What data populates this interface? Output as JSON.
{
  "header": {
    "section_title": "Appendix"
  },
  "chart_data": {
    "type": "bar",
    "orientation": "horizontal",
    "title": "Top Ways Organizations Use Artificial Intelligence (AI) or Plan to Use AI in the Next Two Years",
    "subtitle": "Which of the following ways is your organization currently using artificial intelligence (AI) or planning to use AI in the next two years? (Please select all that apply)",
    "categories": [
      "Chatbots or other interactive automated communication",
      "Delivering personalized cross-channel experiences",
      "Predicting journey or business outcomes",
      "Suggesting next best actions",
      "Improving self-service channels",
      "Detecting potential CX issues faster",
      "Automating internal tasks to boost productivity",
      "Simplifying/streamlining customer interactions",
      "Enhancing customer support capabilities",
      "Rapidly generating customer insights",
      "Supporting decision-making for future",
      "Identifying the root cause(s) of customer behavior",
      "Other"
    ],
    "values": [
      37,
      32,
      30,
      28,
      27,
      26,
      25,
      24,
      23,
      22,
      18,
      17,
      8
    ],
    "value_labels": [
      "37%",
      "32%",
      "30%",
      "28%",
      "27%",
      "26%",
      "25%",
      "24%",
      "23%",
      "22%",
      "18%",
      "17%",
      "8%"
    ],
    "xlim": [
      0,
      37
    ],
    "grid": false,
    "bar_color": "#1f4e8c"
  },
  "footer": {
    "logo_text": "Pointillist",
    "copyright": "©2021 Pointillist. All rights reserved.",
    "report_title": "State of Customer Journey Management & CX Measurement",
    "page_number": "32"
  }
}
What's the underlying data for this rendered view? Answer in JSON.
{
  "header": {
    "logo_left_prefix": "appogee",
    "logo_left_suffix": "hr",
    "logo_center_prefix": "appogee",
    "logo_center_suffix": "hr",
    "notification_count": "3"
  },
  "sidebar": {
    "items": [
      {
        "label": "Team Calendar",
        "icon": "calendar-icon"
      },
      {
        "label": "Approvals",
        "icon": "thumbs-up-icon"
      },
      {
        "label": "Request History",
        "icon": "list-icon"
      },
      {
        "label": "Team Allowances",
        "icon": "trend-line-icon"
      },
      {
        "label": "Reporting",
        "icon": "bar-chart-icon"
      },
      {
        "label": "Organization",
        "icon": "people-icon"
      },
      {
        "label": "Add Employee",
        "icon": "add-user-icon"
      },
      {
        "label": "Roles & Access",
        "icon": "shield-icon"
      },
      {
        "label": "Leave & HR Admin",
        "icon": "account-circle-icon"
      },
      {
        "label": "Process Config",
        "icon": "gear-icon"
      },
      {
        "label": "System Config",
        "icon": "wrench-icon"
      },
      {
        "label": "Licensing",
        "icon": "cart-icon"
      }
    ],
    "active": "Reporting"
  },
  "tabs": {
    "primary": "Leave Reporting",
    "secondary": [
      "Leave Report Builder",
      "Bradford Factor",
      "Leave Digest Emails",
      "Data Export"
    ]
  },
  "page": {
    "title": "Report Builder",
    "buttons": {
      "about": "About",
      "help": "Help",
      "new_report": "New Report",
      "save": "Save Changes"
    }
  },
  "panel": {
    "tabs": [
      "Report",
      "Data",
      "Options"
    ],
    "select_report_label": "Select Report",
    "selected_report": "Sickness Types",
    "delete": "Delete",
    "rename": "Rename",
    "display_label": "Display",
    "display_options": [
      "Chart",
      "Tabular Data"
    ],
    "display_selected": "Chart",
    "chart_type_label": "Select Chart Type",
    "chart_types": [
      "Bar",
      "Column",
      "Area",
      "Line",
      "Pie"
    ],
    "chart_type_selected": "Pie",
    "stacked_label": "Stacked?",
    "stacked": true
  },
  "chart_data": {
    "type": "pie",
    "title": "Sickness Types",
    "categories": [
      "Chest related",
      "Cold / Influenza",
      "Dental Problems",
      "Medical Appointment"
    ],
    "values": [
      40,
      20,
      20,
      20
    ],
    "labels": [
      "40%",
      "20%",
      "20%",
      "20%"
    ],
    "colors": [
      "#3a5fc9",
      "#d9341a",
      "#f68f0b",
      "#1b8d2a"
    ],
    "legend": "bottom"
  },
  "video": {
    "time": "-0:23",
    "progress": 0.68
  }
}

=== TO DO ===
Report how many lines of the data contain the word "Pointillist", using the number alone.

=== EXERCISE ANSWER ===
2